Quote every line as given.

──────── ENTRIES ────────

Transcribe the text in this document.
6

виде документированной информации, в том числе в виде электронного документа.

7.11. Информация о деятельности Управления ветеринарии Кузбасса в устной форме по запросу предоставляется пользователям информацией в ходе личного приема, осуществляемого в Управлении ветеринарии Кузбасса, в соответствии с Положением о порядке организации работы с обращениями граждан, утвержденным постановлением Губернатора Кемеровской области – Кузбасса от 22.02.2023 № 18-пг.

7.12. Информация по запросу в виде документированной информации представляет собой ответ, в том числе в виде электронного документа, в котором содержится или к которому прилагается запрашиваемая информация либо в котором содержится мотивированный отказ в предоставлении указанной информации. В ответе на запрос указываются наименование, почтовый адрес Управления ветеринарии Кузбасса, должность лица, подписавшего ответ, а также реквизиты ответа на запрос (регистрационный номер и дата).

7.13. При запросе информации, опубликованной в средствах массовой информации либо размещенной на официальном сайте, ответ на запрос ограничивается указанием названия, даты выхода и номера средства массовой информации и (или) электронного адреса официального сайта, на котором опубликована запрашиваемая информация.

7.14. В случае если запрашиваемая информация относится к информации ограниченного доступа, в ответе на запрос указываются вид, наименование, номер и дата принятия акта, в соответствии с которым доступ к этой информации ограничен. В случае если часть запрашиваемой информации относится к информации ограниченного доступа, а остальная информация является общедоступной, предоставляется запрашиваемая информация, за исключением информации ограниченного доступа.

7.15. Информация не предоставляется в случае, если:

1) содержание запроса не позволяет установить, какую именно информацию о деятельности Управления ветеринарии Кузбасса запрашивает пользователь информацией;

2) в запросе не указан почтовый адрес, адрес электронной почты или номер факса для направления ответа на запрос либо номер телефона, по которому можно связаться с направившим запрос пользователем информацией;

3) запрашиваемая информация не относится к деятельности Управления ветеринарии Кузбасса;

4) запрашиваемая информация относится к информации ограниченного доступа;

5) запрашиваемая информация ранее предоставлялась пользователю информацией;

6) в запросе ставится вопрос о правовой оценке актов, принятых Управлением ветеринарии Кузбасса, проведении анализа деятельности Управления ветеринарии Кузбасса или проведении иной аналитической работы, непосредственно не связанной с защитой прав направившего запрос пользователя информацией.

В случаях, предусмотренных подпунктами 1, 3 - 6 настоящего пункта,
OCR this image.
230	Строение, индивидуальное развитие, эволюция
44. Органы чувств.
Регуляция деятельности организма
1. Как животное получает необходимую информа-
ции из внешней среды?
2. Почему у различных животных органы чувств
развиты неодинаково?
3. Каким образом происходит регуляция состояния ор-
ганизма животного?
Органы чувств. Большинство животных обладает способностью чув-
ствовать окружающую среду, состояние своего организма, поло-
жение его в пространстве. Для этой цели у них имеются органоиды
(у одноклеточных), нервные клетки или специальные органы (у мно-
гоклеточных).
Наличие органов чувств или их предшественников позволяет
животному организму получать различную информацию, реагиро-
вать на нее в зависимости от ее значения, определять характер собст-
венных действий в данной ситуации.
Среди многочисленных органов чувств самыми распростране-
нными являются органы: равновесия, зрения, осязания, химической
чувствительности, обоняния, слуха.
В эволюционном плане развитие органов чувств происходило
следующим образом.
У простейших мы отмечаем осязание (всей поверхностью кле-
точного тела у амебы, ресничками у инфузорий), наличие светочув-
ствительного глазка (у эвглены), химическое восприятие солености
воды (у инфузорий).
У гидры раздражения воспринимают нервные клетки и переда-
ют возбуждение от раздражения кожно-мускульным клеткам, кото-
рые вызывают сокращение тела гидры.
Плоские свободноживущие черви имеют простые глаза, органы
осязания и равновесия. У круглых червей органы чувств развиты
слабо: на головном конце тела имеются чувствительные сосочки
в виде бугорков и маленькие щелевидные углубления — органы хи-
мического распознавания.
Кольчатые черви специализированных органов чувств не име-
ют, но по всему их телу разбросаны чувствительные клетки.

────────

• **FINAL RESULT**:
Transcribe the text in this document.
6

виде документированной информации, в том числе в виде электронного документа.

7.11. Информация о деятельности Управления ветеринарии Кузбасса в устной форме по запросу предоставляется пользователям информацией в ходе личного приема, осуществляемого в Управлении ветеринарии Кузбасса, в соответствии с Положением о порядке организации работы с обращениями граждан, утвержденным постановлением Губернатора Кемеровской области – Кузбасса от 22.02.2023 № 18-пг.

7.12. Информация по запросу в виде документированной информации представляет собой ответ, в том числе в виде электронного документа, в котором содержится или к которому прилагается запрашиваемая информация либо в котором содержится мотивированный отказ в предоставлении указанной информации. В ответе на запрос указываются наименование, почтовый адрес Управления ветеринарии Кузбасса, должность лица, подписавшего ответ, а также реквизиты ответа на запрос (регистрационный номер и дата).

7.13. При запросе информации, опубликованной в средствах массовой информации либо размещенной на официальном сайте, ответ на запрос ограничивается указанием названия, даты выхода и номера средства массовой информации и (или) электронного адреса официального сайта, на котором опубликована запрашиваемая информация.

7.14. В случае если запрашиваемая информация относится к информации ограниченного доступа, в ответе на запрос указываются вид, наименование, номер и дата принятия акта, в соответствии с которым доступ к этой информации ограничен. В случае если часть запрашиваемой информации относится к информации ограниченного доступа, а остальная информация является общедоступной, предоставляется запрашиваемая информация, за исключением информации ограниченного доступа.

7.15. Информация не предоставляется в случае, если:

1) содержание запроса не позволяет установить, какую именно информацию о деятельности Управления ветеринарии Кузбасса запрашивает пользователь информацией;

2) в запросе не указан почтовый адрес, адрес электронной почты или номер факса для направления ответа на запрос либо номер телефона, по которому можно связаться с направившим запрос пользователем информацией;

3) запрашиваемая информация не относится к деятельности Управления ветеринарии Кузбасса;

4) запрашиваемая информация относится к информации ограниченного доступа;

5) запрашиваемая информация ранее предоставлялась пользователю информацией;

6) в запросе ставится вопрос о правовой оценке актов, принятых Управлением ветеринарии Кузбасса, проведении анализа деятельности Управления ветеринарии Кузбасса или проведении иной аналитической работы, непосредственно не связанной с защитой прав направившего запрос пользователя информацией.

В случаях, предусмотренных подпунктами 1, 3 - 6 настоящего пункта,
OCR this image.
230	Строение, индивидуальное развитие, эволюция
44. Органы чувств.
Регуляция деятельности организма
1. Как животное получает необходимую информа-
ции из внешней среды?
2. Почему у различных животных органы чувств
развиты неодинаково?
3. Каким образом происходит регуляция состояния ор-
ганизма животного?
Органы чувств. Большинство животных обладает способностью чув-
ствовать окружающую среду, состояние своего организма, поло-
жение его в пространстве. Для этой цели у них имеются органоиды
(у одноклеточных), нервные клетки или специальные органы (у мно-
гоклеточных).
Наличие органов чувств или их предшественников позволяет
животному организму получать различную информацию, реагиро-
вать на нее в зависимости от ее значения, определять характер собст-
венных действий в данной ситуации.
Среди многочисленных органов чувств самыми распростране-
нными являются органы: равновесия, зрения, осязания, химической
чувствительности, обоняния, слуха.
В эволюционном плане развитие органов чувств происходило
следующим образом.
У простейших мы отмечаем осязание (всей поверхностью кле-
точного тела у амебы, ресничками у инфузорий), наличие светочув-
ствительного глазка (у эвглены), химическое восприятие солености
воды (у инфузорий).
У гидры раздражения воспринимают нервные клетки и переда-
ют возбуждение от раздражения кожно-мускульным клеткам, кото-
рые вызывают сокращение тела гидры.
Плоские свободноживущие черви имеют простые глаза, органы
осязания и равновесия. У круглых червей органы чувств развиты
слабо: на головном конце тела имеются чувствительные сосочки
в виде бугорков и маленькие щелевидные углубления — органы хи-
мического распознавания.
Кольчатые черви специализированных органов чувств не име-
ют, но по всему их телу разбросаны чувствительные клетки.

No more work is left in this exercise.